PROBLEM DESCRIPTION: The exercise asks you to copy every line below in which "mass" appears.

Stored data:
<<<<

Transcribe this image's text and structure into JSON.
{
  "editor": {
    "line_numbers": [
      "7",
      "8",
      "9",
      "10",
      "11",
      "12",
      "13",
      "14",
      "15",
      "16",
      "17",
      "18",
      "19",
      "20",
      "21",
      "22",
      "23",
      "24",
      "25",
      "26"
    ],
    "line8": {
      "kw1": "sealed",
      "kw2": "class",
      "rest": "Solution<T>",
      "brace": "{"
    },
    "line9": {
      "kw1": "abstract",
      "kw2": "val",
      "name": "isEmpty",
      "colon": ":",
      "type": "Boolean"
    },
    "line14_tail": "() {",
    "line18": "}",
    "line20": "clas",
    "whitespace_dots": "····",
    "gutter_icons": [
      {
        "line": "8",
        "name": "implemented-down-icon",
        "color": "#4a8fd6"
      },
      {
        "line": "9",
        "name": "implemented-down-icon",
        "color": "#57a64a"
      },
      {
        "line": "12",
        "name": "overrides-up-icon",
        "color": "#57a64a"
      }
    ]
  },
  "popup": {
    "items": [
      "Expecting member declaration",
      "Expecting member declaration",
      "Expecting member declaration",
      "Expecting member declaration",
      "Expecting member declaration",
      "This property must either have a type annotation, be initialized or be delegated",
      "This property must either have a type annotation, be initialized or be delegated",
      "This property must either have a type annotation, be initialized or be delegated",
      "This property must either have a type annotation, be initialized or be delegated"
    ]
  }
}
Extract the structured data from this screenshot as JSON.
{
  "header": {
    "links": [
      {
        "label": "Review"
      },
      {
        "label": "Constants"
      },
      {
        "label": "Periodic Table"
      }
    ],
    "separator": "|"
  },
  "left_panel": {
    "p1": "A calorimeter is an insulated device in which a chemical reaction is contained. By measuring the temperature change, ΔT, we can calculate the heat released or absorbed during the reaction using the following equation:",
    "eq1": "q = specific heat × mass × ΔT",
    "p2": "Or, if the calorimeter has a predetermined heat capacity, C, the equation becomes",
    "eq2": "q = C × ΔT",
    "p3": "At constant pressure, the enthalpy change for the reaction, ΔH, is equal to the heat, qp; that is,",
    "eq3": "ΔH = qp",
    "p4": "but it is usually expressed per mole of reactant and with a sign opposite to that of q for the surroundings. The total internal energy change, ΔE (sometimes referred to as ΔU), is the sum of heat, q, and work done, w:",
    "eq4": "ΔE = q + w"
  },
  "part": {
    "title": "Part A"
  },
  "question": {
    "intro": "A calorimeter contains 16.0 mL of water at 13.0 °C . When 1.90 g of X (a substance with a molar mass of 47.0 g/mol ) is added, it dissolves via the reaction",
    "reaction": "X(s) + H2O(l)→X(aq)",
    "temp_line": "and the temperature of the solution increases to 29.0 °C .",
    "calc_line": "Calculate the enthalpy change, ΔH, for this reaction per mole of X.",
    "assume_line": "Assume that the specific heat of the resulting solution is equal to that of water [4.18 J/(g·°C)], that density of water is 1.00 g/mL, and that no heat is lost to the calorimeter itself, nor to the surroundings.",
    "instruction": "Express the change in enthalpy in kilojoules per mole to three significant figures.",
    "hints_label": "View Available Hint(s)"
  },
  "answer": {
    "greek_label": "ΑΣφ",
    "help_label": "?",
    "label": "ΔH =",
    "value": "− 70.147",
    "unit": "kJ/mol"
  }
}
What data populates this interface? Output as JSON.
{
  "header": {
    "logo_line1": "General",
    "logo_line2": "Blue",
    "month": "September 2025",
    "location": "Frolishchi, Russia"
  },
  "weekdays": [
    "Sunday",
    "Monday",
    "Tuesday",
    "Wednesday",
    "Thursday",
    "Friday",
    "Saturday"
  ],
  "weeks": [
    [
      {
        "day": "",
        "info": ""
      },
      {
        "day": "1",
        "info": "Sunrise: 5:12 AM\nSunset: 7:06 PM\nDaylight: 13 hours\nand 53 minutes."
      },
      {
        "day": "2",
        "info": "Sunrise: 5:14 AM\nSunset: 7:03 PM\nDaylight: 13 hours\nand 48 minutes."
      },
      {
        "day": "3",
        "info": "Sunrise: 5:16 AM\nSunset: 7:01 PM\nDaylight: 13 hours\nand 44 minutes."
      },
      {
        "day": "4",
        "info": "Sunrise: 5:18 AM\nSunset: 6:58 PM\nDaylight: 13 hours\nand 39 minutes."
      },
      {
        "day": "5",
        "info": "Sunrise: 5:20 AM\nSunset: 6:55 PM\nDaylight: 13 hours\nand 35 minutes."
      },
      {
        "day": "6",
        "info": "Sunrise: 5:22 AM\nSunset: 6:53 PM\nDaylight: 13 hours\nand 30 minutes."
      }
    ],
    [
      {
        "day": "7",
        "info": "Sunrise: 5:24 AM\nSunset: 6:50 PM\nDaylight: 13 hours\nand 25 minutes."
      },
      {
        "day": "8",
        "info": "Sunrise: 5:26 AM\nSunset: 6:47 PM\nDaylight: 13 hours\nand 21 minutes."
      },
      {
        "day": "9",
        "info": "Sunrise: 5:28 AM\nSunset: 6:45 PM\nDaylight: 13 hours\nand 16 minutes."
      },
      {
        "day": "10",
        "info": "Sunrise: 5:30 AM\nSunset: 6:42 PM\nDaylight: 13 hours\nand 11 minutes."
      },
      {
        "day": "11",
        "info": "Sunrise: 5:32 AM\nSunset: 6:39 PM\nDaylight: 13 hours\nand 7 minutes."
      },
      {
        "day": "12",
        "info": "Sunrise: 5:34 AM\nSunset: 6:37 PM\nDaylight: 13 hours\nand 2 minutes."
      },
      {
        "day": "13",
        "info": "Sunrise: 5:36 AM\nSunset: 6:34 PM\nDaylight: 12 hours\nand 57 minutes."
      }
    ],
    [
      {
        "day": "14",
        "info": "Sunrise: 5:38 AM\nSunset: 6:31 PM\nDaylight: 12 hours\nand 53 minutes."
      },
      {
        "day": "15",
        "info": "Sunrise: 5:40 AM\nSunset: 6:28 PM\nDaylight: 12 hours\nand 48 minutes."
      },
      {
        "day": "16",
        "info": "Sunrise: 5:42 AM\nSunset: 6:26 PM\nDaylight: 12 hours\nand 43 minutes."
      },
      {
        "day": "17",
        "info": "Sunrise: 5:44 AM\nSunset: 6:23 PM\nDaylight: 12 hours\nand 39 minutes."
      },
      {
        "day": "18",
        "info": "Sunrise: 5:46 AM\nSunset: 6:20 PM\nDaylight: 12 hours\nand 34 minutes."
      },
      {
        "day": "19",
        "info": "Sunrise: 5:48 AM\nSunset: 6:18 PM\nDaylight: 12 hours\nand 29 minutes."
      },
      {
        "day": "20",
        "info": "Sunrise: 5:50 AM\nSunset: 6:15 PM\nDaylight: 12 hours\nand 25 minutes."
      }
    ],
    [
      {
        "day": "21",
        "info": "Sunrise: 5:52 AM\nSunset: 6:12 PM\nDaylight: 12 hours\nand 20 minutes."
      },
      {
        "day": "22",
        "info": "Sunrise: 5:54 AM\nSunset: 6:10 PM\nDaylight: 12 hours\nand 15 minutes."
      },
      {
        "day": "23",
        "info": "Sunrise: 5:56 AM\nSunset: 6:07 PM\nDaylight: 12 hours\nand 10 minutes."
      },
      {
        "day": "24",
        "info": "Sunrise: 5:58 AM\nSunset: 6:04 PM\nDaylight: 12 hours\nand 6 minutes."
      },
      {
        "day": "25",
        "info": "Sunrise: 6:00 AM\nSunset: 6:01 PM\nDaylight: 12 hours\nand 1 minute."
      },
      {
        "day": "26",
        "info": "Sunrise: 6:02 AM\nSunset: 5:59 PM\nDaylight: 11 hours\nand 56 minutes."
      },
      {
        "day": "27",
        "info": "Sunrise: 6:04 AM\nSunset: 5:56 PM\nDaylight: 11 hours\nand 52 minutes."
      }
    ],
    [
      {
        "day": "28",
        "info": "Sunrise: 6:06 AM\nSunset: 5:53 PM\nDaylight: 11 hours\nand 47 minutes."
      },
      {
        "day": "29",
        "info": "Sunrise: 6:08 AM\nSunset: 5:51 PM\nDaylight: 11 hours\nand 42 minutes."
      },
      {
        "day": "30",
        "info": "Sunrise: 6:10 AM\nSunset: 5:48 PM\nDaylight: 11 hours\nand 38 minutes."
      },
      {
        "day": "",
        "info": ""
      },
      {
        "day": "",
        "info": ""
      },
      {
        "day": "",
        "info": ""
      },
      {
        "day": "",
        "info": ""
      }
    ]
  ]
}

>>>>

COMPLETE RESPONSE:
    "eq1": "q = specific heat × mass × ΔT",
    "intro": "A calorimeter contains 16.0 mL of water at 13.0 °C . When 1.90 g of X (a substance with a molar mass of 47.0 g/mol ) is added, it dissolves via the reaction",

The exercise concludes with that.